VITERBO – “Nella mattinata di ieri 16.02.2018, una delegazione della Segreteria Nazionale USPP composta dal Presidente Moretti Giuseppe unitamente al Segretario Nazionale Aggiunto sig. Mancini Tonino e allo scrivente, si è recata presso la Casa Circondariale di Viterbo per effettuare una visita sui luoghi di lavoro.

Dopo una breve e cordiale riunione con il Direttore Dottor D’Andria Pierpaolo, la rappresentanza sindacale, accompagnata dal Vice Comandante, si è recata all’interno dell’istituto dove tra le altre cose ha visitato più compiutamente i Reparti Detentivi denominati Isolamento, D1 e Infermeria.

In premessa bisogna sottolineare che la riforma Madia ha determinato una nuova pianta organica che di fatto ha decurtato di circa 70 unità di polizia Penitenziaria preesistente, portando a n°343 unità destinate alla struttura, peggiorando e rendendo oramai endemica una situazione di carenza di personale che invece già prima della nefasta riforma era stata più volte segnalata da questa USPP.

Questa nuova pianta organica non è stata compensata da nuovi ed adeguati sistemi tecnologici di sicurezza, che andrebbero incrementati proprio in virtù della carenza suesposta, tanto che la vigilanza all’interno delle sezioni viene svolta con forte criticità da parte del personale di Polizia Penitenziaria, che non ha strumenti adeguati alla propria tutela in caso di situazioni di emergenza che ne potrebbero mettere a repentaglio l’incolumità.

In relazione al modello custodiale si è avuto modo di riscontrare che presso i reparti detentivi si applica il c.d. “regime aperto”.

A nostro avviso in ragione della struttura e della copertura dei posti di servizio l’attività di vigilanza non appare adeguata al “regime aperto” ovvero il personale preposto, considerando l’entità numerica della forza a disposizione nel servizio interno e i vetusti ed inadeguati strumenti a disposizione, non è in grado di assicurare un efficiente attività di controllo.

Un’altra criticità più volte segnalata dalle rappresentanze territoriali riguarda anche la questione della organizzazione del sistema sanitario dell’Istituto, che sembra risentire ancor di più del passaggio alla sanità pubblica la gestione della sanità penitenziaria

A quanto appreso, anche nel corso della visita, è in atto una forte carenza di personale medico specialista, medici di guardia e infermieri; inoltre una marcata rotazione del predetto personale, determina una forte criticità nella continuità terapeutica del servizio, che invece con la giusta stabilità assicurerebbe un servizio migliore nei confronti dell’utenza all’interno dell’istituto nonché la necessità di ricorrere a meno trasferimenti nelle strutture esterne di cura.

(Record tratti da un dataset)
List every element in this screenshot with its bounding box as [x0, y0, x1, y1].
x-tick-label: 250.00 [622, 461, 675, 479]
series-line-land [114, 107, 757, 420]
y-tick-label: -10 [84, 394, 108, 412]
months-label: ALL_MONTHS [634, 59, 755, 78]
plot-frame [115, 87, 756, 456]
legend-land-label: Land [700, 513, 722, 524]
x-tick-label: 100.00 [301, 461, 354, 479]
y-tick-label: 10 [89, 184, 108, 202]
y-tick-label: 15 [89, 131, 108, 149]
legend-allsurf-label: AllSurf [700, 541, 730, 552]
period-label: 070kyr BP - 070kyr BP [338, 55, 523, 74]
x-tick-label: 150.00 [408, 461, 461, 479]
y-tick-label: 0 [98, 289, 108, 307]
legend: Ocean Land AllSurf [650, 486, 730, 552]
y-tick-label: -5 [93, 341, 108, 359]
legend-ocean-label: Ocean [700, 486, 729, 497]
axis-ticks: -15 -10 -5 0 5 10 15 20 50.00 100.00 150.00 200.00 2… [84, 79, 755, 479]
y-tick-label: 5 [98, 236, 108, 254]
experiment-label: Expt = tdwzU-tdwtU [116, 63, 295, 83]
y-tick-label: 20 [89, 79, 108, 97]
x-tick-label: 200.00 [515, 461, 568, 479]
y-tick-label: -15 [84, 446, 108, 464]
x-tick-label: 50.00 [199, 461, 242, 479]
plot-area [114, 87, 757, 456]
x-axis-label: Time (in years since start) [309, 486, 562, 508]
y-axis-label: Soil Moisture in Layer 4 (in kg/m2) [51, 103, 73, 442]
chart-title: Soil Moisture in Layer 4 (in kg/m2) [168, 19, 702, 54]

OPERAZIONE RICHIESTA: Riporti il tratto dell'estratto da "In relazione al" fino a "attività di controllo.", cambiando "vetusti" in "obsoleti". Si basi esclusivamente sull'estratto del documento.

SOLUZIONE PROPOSTA:
In relazione al modello custodiale si è avuto modo di riscontrare che presso i reparti detentivi si applica il c.d. “regime aperto”.

A nostro avviso in ragione della struttura e della copertura dei posti di servizio l’attività di vigilanza non appare adeguata al “regime aperto” ovvero il personale preposto, considerando l’entità numerica della forza a disposizione nel servizio interno e i obsoleti ed inadeguati strumenti a disposizione, non è in grado di assicurare un efficiente attività di controllo.